Your task -
Please repeat every entry below word for word, leaving out the pictures.

Some entries -
____

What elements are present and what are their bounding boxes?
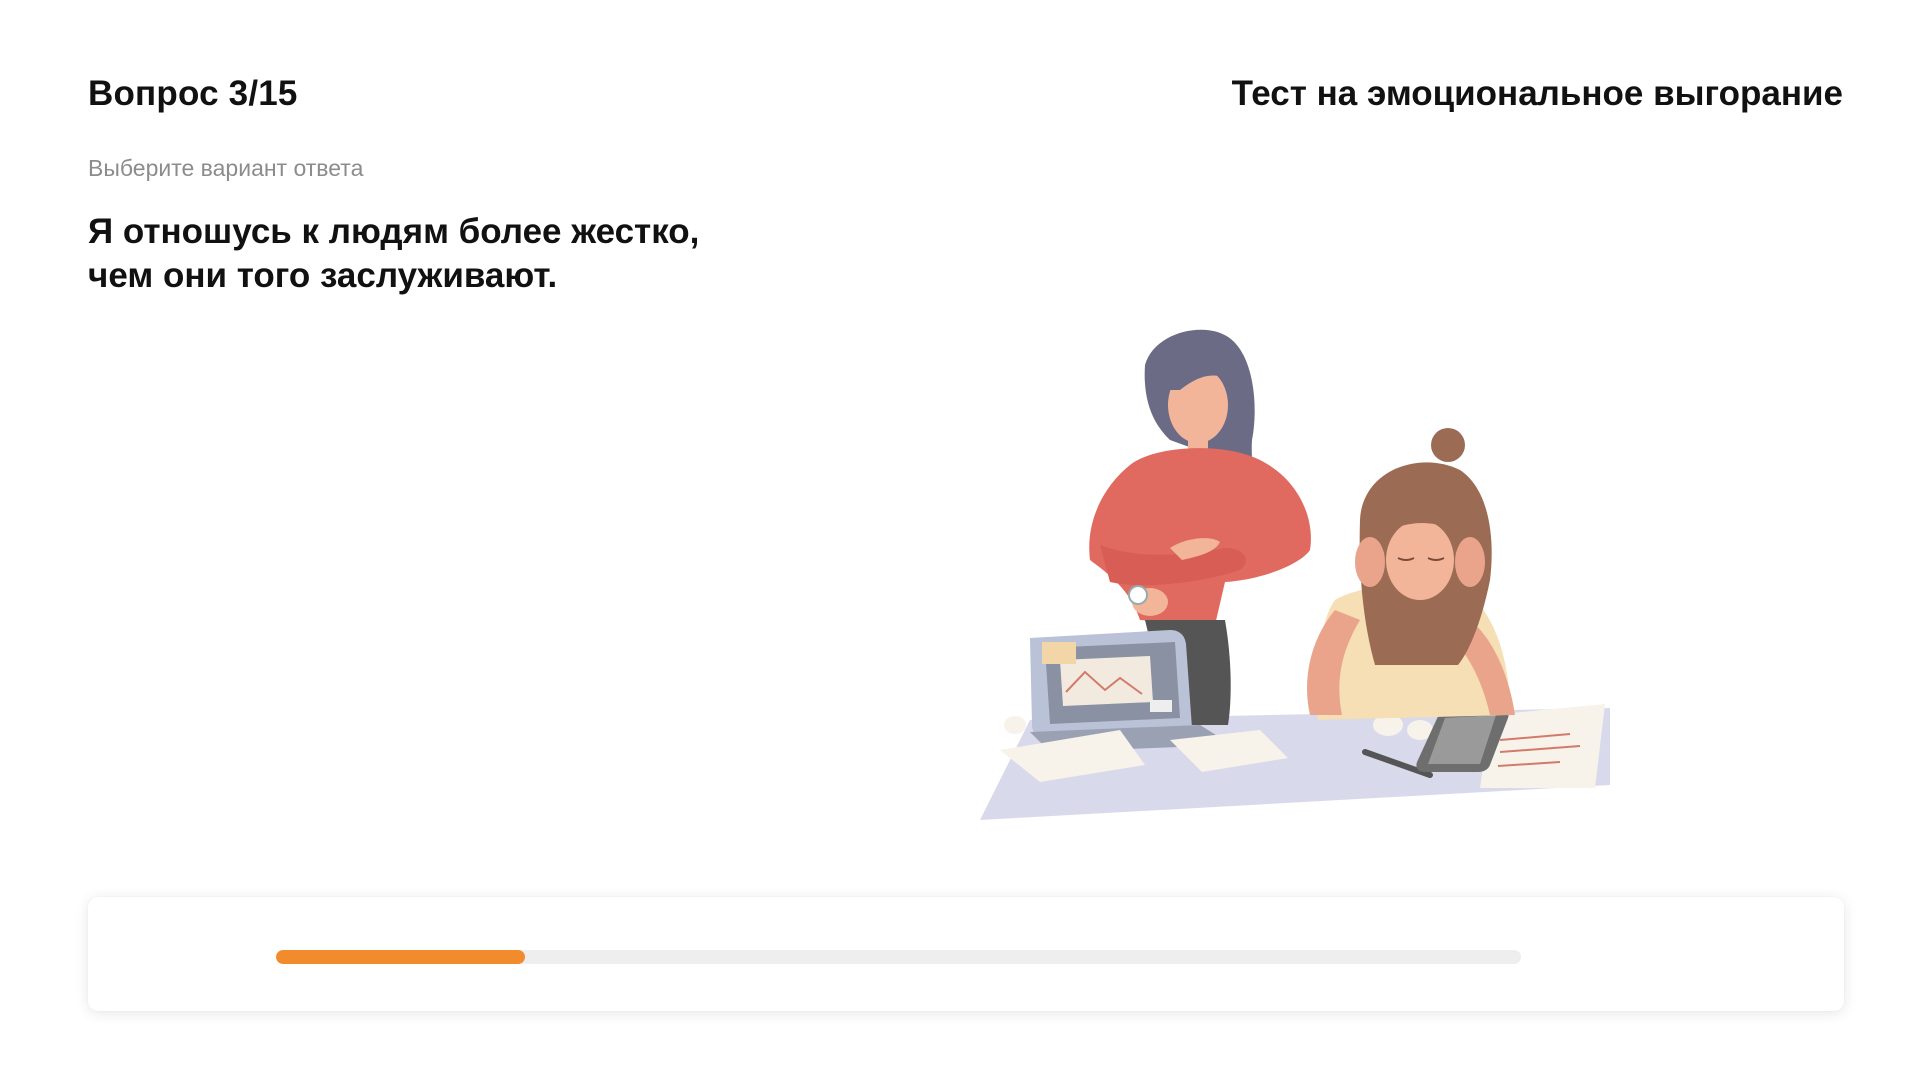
question-counter: Вопрос 3/15 bbox=[88, 74, 298, 113]
test-title: Тест на эмоциональное выгорание bbox=[1231, 74, 1843, 113]
question-text: Я отношусь к людям более жестко, чем они… bbox=[88, 210, 808, 298]
progress-panel bbox=[88, 897, 1844, 1011]
stressed-office-workers-illustration bbox=[980, 329, 1610, 820]
question-text-line-1: Я отношусь к людям более жестко, bbox=[88, 212, 700, 251]
progress-track bbox=[276, 950, 1521, 964]
question-text-line-2: чем они того заслуживают. bbox=[88, 256, 558, 295]
answer-hint: Выберите вариант ответа bbox=[88, 155, 364, 181]
sitting-woman-face bbox=[1386, 520, 1454, 600]
standing-woman-blouse bbox=[1089, 448, 1311, 625]
progress-fill bbox=[276, 950, 525, 964]
quiz-page: Вопрос 3/15 Тест на эмоциональное выгора… bbox=[0, 0, 1920, 1080]
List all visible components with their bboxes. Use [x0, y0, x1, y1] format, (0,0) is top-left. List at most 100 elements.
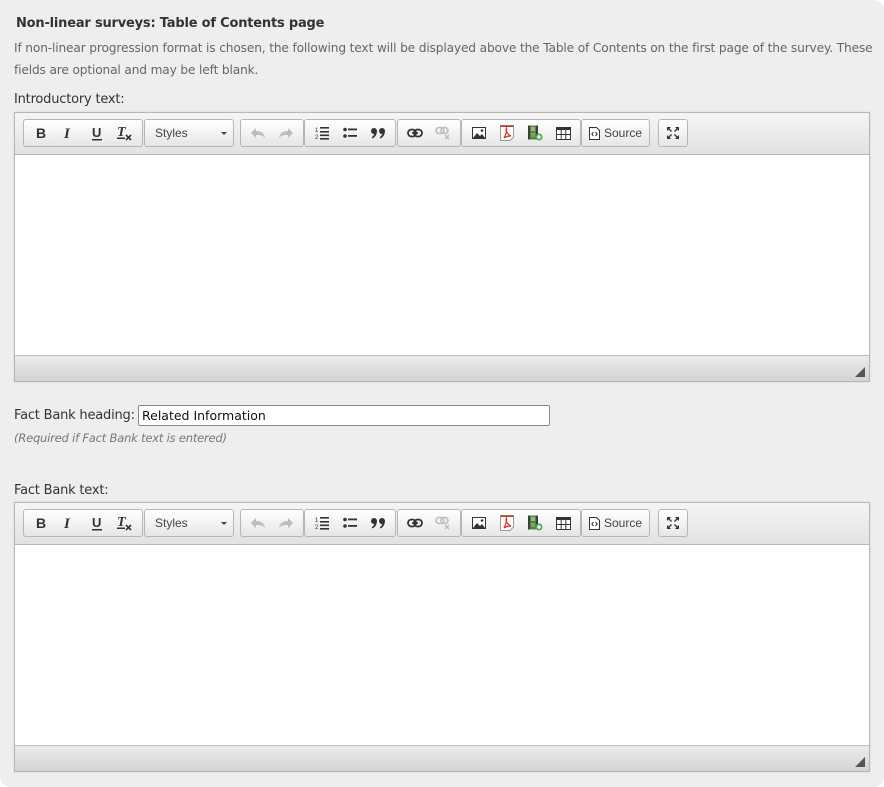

____

Exercise answer -
What elements are present and what are their bounding boxes?
question-counter: Вопрос 3/15 bbox=[88, 74, 298, 113]
test-title: Тест на эмоциональное выгорание bbox=[1231, 74, 1843, 113]
question-text: Я отношусь к людям более жестко, чем они… bbox=[88, 210, 808, 298]
progress-panel bbox=[88, 897, 1844, 1011]
stressed-office-workers-illustration bbox=[980, 329, 1610, 820]
question-text-line-1: Я отношусь к людям более жестко, bbox=[88, 212, 700, 251]
progress-track bbox=[276, 950, 1521, 964]
question-text-line-2: чем они того заслуживают. bbox=[88, 256, 558, 295]
answer-hint: Выберите вариант ответа bbox=[88, 155, 364, 181]
sitting-woman-face bbox=[1386, 520, 1454, 600]
standing-woman-blouse bbox=[1089, 448, 1311, 625]
progress-fill bbox=[276, 950, 525, 964]
quiz-page: Вопрос 3/15 Тест на эмоциональное выгора… bbox=[0, 0, 1920, 1080]
List all visible components with their bboxes. Use [x0, y0, x1, y1] format, (0,0) is top-left. List at most 100 elements.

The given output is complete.